## [What is required]
With pictures removed, output every record below exactly as written.
━━━━━ Data listing ━━━━━
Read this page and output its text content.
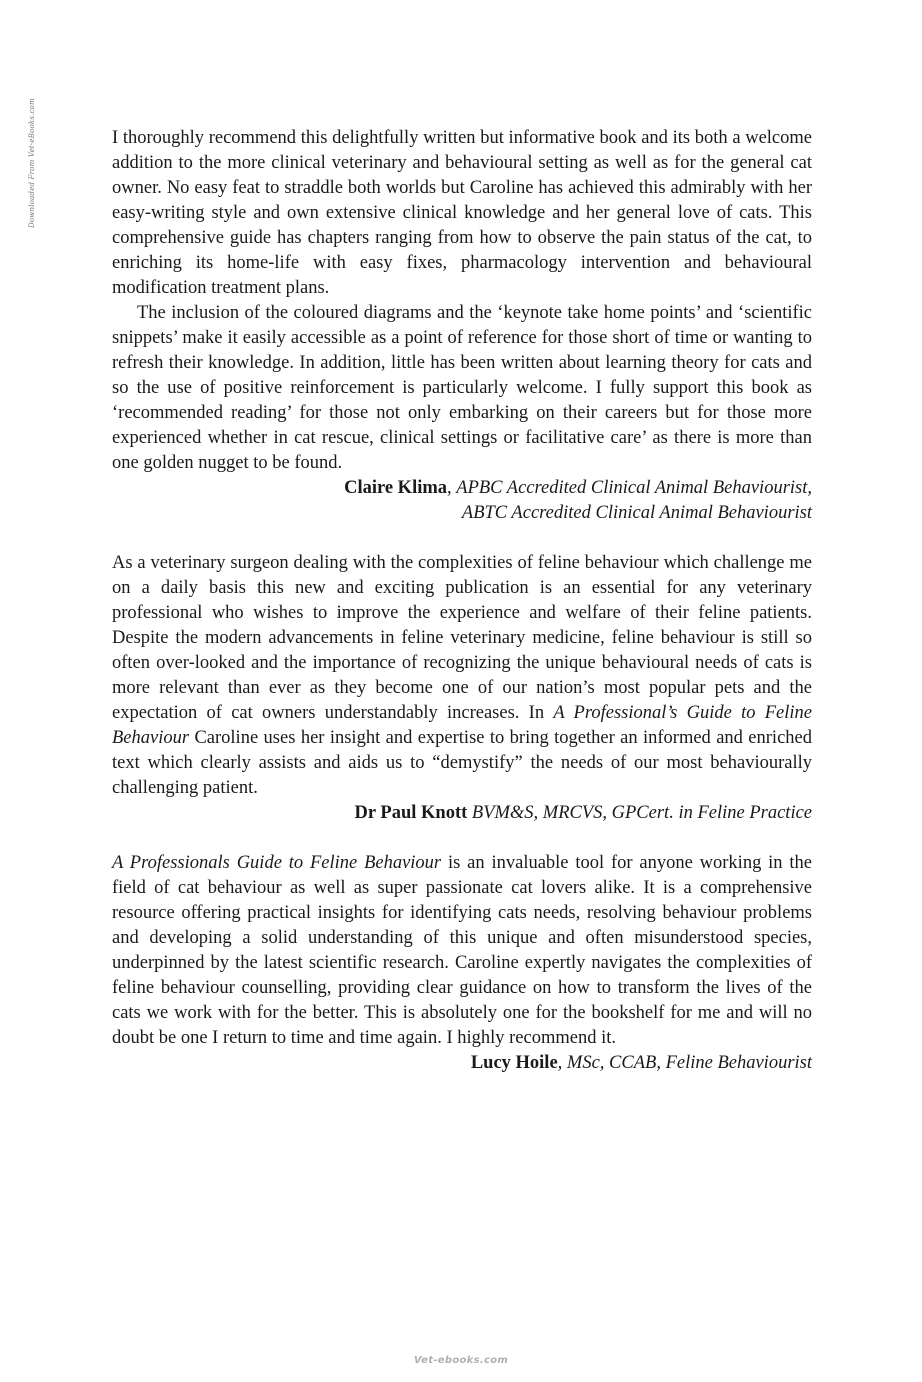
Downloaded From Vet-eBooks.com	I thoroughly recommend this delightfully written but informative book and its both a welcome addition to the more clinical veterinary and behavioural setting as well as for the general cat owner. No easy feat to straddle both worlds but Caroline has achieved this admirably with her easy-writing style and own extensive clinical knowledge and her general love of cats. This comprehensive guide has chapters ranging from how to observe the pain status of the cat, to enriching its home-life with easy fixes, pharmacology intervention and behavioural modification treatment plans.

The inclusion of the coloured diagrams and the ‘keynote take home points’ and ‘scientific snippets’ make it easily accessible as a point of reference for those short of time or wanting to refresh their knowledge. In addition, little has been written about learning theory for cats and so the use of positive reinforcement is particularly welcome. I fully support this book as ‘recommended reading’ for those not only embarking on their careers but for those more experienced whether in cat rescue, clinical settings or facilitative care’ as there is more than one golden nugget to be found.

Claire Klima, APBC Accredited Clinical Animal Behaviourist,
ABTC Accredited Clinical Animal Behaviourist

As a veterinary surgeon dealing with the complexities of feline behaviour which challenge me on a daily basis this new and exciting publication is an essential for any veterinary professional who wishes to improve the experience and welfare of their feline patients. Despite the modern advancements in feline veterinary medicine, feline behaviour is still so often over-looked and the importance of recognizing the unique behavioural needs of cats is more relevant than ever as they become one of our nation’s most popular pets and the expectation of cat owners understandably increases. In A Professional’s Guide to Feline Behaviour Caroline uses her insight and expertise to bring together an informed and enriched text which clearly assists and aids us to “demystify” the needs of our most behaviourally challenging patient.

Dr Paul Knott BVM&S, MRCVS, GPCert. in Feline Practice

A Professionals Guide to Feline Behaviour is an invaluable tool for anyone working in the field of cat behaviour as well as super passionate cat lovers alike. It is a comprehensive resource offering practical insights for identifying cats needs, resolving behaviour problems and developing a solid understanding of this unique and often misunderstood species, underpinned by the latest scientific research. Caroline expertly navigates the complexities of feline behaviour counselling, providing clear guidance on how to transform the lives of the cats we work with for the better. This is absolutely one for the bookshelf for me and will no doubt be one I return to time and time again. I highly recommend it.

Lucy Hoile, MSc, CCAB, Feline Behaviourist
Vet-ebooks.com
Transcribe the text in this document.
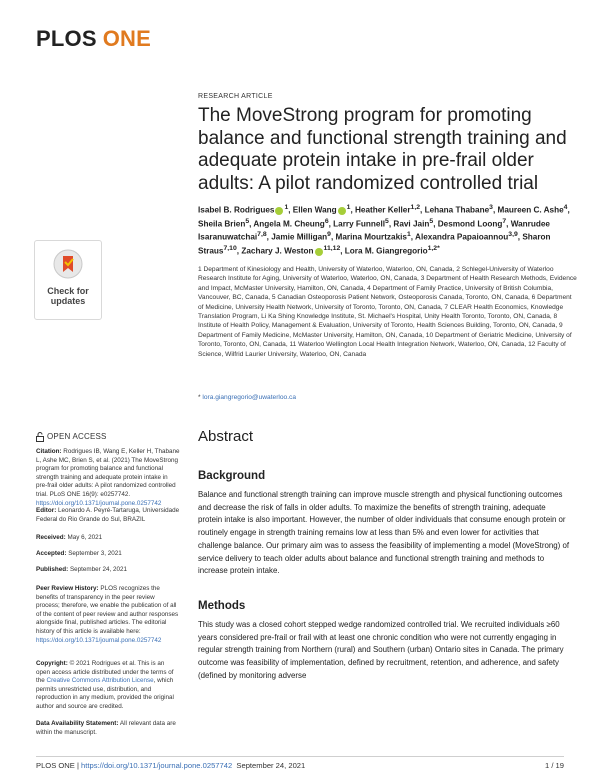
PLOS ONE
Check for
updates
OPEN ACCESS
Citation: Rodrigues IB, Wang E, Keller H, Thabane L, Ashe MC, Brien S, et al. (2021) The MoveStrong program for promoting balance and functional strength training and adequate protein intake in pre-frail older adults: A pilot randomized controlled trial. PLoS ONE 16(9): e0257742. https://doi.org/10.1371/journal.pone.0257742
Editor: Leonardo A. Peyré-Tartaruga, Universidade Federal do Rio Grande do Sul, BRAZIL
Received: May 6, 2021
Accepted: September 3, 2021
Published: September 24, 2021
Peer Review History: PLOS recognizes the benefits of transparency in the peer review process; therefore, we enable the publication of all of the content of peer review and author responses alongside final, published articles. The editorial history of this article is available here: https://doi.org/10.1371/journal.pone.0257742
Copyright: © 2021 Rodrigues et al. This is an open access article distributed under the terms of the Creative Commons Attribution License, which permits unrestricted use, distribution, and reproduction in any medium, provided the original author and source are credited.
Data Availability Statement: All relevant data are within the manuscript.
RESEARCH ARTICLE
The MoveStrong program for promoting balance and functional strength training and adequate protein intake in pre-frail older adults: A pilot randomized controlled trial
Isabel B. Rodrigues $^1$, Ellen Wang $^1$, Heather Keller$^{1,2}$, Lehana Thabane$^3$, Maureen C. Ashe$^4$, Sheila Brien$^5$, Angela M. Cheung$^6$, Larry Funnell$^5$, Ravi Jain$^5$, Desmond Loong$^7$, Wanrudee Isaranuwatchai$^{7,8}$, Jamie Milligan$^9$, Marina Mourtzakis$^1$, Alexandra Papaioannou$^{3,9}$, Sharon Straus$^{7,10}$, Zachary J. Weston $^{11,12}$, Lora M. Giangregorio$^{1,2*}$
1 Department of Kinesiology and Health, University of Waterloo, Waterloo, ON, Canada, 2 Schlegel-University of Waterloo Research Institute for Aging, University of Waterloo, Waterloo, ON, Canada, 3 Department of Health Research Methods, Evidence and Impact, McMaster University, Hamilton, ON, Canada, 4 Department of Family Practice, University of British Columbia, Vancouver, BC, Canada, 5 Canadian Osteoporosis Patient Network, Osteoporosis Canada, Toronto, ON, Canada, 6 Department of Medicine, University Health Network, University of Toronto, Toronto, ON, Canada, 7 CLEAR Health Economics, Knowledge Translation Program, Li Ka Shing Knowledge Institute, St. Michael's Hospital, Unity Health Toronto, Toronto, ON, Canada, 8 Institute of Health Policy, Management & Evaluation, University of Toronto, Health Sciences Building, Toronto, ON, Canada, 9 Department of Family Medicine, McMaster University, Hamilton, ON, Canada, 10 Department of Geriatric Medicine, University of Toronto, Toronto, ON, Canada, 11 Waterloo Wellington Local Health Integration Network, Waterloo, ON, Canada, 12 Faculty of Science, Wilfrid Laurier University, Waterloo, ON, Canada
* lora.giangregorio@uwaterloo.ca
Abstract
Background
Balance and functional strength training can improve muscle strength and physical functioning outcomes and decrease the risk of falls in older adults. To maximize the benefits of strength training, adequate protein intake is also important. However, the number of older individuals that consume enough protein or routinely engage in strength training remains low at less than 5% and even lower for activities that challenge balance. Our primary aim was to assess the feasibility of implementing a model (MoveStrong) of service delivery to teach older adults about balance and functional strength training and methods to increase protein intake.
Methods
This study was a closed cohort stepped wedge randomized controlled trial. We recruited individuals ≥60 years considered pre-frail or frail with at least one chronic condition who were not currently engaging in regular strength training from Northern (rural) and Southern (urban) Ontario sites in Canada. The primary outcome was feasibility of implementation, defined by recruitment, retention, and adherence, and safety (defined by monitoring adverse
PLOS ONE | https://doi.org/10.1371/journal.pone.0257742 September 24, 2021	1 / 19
━━━━━
## [Reply to the task]
Read this page and output its text content.
Downloaded From Vet-eBooks.com	I thoroughly recommend this delightfully written but informative book and its both a welcome addition to the more clinical veterinary and behavioural setting as well as for the general cat owner. No easy feat to straddle both worlds but Caroline has achieved this admirably with her easy-writing style and own extensive clinical knowledge and her general love of cats. This comprehensive guide has chapters ranging from how to observe the pain status of the cat, to enriching its home-life with easy fixes, pharmacology intervention and behavioural modification treatment plans.

The inclusion of the coloured diagrams and the ‘keynote take home points’ and ‘scientific snippets’ make it easily accessible as a point of reference for those short of time or wanting to refresh their knowledge. In addition, little has been written about learning theory for cats and so the use of positive reinforcement is particularly welcome. I fully support this book as ‘recommended reading’ for those not only embarking on their careers but for those more experienced whether in cat rescue, clinical settings or facilitative care’ as there is more than one golden nugget to be found.

Claire Klima, APBC Accredited Clinical Animal Behaviourist,
ABTC Accredited Clinical Animal Behaviourist

As a veterinary surgeon dealing with the complexities of feline behaviour which challenge me on a daily basis this new and exciting publication is an essential for any veterinary professional who wishes to improve the experience and welfare of their feline patients. Despite the modern advancements in feline veterinary medicine, feline behaviour is still so often over-looked and the importance of recognizing the unique behavioural needs of cats is more relevant than ever as they become one of our nation’s most popular pets and the expectation of cat owners understandably increases. In A Professional’s Guide to Feline Behaviour Caroline uses her insight and expertise to bring together an informed and enriched text which clearly assists and aids us to “demystify” the needs of our most behaviourally challenging patient.

Dr Paul Knott BVM&S, MRCVS, GPCert. in Feline Practice

A Professionals Guide to Feline Behaviour is an invaluable tool for anyone working in the field of cat behaviour as well as super passionate cat lovers alike. It is a comprehensive resource offering practical insights for identifying cats needs, resolving behaviour problems and developing a solid understanding of this unique and often misunderstood species, underpinned by the latest scientific research. Caroline expertly navigates the complexities of feline behaviour counselling, providing clear guidance on how to transform the lives of the cats we work with for the better. This is absolutely one for the bookshelf for me and will no doubt be one I return to time and time again. I highly recommend it.

Lucy Hoile, MSc, CCAB, Feline Behaviourist
Vet-ebooks.com
Transcribe the text in this document.
PLOS ONE
Check for
updates
OPEN ACCESS
Citation: Rodrigues IB, Wang E, Keller H, Thabane L, Ashe MC, Brien S, et al. (2021) The MoveStrong program for promoting balance and functional strength training and adequate protein intake in pre-frail older adults: A pilot randomized controlled trial. PLoS ONE 16(9): e0257742. https://doi.org/10.1371/journal.pone.0257742
Editor: Leonardo A. Peyré-Tartaruga, Universidade Federal do Rio Grande do Sul, BRAZIL
Received: May 6, 2021
Accepted: September 3, 2021
Published: September 24, 2021
Peer Review History: PLOS recognizes the benefits of transparency in the peer review process; therefore, we enable the publication of all of the content of peer review and author responses alongside final, published articles. The editorial history of this article is available here: https://doi.org/10.1371/journal.pone.0257742
Copyright: © 2021 Rodrigues et al. This is an open access article distributed under the terms of the Creative Commons Attribution License, which permits unrestricted use, distribution, and reproduction in any medium, provided the original author and source are credited.
Data Availability Statement: All relevant data are within the manuscript.
RESEARCH ARTICLE
The MoveStrong program for promoting balance and functional strength training and adequate protein intake in pre-frail older adults: A pilot randomized controlled trial
Isabel B. Rodrigues $^1$, Ellen Wang $^1$, Heather Keller$^{1,2}$, Lehana Thabane$^3$, Maureen C. Ashe$^4$, Sheila Brien$^5$, Angela M. Cheung$^6$, Larry Funnell$^5$, Ravi Jain$^5$, Desmond Loong$^7$, Wanrudee Isaranuwatchai$^{7,8}$, Jamie Milligan$^9$, Marina Mourtzakis$^1$, Alexandra Papaioannou$^{3,9}$, Sharon Straus$^{7,10}$, Zachary J. Weston $^{11,12}$, Lora M. Giangregorio$^{1,2*}$
1 Department of Kinesiology and Health, University of Waterloo, Waterloo, ON, Canada, 2 Schlegel-University of Waterloo Research Institute for Aging, University of Waterloo, Waterloo, ON, Canada, 3 Department of Health Research Methods, Evidence and Impact, McMaster University, Hamilton, ON, Canada, 4 Department of Family Practice, University of British Columbia, Vancouver, BC, Canada, 5 Canadian Osteoporosis Patient Network, Osteoporosis Canada, Toronto, ON, Canada, 6 Department of Medicine, University Health Network, University of Toronto, Toronto, ON, Canada, 7 CLEAR Health Economics, Knowledge Translation Program, Li Ka Shing Knowledge Institute, St. Michael's Hospital, Unity Health Toronto, Toronto, ON, Canada, 8 Institute of Health Policy, Management & Evaluation, University of Toronto, Health Sciences Building, Toronto, ON, Canada, 9 Department of Family Medicine, McMaster University, Hamilton, ON, Canada, 10 Department of Geriatric Medicine, University of Toronto, Toronto, ON, Canada, 11 Waterloo Wellington Local Health Integration Network, Waterloo, ON, Canada, 12 Faculty of Science, Wilfrid Laurier University, Waterloo, ON, Canada
* lora.giangregorio@uwaterloo.ca
Abstract
Background
Balance and functional strength training can improve muscle strength and physical functioning outcomes and decrease the risk of falls in older adults. To maximize the benefits of strength training, adequate protein intake is also important. However, the number of older individuals that consume enough protein or routinely engage in strength training remains low at less than 5% and even lower for activities that challenge balance. Our primary aim was to assess the feasibility of implementing a model (MoveStrong) of service delivery to teach older adults about balance and functional strength training and methods to increase protein intake.
Methods
This study was a closed cohort stepped wedge randomized controlled trial. We recruited individuals ≥60 years considered pre-frail or frail with at least one chronic condition who were not currently engaging in regular strength training from Northern (rural) and Southern (urban) Ontario sites in Canada. The primary outcome was feasibility of implementation, defined by recruitment, retention, and adherence, and safety (defined by monitoring adverse
PLOS ONE | https://doi.org/10.1371/journal.pone.0257742 September 24, 2021	1 / 19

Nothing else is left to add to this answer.